— Start of Provided data —
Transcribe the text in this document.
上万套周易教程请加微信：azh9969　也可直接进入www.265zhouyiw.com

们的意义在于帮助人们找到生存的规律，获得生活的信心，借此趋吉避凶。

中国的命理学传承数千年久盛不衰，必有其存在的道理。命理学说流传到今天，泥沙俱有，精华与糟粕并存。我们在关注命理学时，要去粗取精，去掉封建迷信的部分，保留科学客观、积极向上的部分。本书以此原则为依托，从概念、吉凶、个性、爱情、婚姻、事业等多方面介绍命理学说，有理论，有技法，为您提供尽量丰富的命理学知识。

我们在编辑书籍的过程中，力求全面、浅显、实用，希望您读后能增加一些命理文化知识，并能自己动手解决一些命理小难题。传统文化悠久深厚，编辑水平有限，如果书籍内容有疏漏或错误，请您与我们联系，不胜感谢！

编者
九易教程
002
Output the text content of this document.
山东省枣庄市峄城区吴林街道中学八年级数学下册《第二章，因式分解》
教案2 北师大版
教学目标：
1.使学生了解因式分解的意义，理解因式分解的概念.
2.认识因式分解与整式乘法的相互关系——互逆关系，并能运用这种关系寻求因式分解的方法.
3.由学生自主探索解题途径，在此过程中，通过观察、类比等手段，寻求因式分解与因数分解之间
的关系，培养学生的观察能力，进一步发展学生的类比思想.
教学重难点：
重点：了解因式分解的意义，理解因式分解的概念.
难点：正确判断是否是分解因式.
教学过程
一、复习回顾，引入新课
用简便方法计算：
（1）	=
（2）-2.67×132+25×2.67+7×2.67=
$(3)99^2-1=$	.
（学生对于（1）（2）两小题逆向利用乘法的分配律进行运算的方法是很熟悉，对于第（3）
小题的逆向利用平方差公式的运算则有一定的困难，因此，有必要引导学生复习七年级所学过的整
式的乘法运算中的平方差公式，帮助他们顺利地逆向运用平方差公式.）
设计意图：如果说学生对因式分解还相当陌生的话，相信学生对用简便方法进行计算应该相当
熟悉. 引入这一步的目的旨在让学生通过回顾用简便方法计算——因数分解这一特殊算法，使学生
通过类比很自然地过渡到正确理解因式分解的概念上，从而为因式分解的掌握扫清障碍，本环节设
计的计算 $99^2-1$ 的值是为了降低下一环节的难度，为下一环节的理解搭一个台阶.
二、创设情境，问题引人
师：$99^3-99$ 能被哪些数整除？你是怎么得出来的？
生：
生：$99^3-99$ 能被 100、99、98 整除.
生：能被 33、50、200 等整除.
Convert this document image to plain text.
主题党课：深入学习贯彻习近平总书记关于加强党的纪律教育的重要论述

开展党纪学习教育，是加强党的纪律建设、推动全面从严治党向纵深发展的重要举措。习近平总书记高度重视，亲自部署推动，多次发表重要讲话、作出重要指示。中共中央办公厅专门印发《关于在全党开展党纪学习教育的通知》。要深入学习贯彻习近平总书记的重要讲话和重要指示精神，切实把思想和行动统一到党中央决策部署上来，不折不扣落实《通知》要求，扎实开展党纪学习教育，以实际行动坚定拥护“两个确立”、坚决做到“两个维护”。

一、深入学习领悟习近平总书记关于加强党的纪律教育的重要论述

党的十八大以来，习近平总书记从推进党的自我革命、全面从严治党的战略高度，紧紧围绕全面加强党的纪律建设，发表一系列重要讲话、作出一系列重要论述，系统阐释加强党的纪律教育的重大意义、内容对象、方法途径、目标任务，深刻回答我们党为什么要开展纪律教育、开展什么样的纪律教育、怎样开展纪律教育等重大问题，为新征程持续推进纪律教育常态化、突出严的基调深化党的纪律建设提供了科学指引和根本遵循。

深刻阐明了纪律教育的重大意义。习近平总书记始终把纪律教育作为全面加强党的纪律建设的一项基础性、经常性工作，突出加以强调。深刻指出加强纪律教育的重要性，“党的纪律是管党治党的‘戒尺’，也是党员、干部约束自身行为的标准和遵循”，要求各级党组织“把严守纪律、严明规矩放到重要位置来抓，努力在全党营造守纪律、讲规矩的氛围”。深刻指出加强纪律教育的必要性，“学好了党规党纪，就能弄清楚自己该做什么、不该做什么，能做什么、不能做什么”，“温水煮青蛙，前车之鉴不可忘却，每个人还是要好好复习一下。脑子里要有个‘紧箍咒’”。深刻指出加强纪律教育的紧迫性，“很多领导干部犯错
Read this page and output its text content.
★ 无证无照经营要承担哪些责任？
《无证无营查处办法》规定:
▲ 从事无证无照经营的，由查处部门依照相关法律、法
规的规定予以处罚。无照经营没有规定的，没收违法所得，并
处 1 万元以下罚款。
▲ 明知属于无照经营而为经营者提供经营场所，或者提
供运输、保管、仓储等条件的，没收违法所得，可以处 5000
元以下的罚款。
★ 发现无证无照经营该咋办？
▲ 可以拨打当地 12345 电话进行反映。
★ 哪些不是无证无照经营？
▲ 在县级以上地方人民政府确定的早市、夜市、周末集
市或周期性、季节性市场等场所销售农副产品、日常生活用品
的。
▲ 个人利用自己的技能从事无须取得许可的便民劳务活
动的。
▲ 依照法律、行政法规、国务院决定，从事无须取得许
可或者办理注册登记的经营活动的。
— End of Provided data —
Directions for this task:
Show each line of the listing that holds the string "content".

Full output:
Output the text content of this document.
Read this page and output its text content.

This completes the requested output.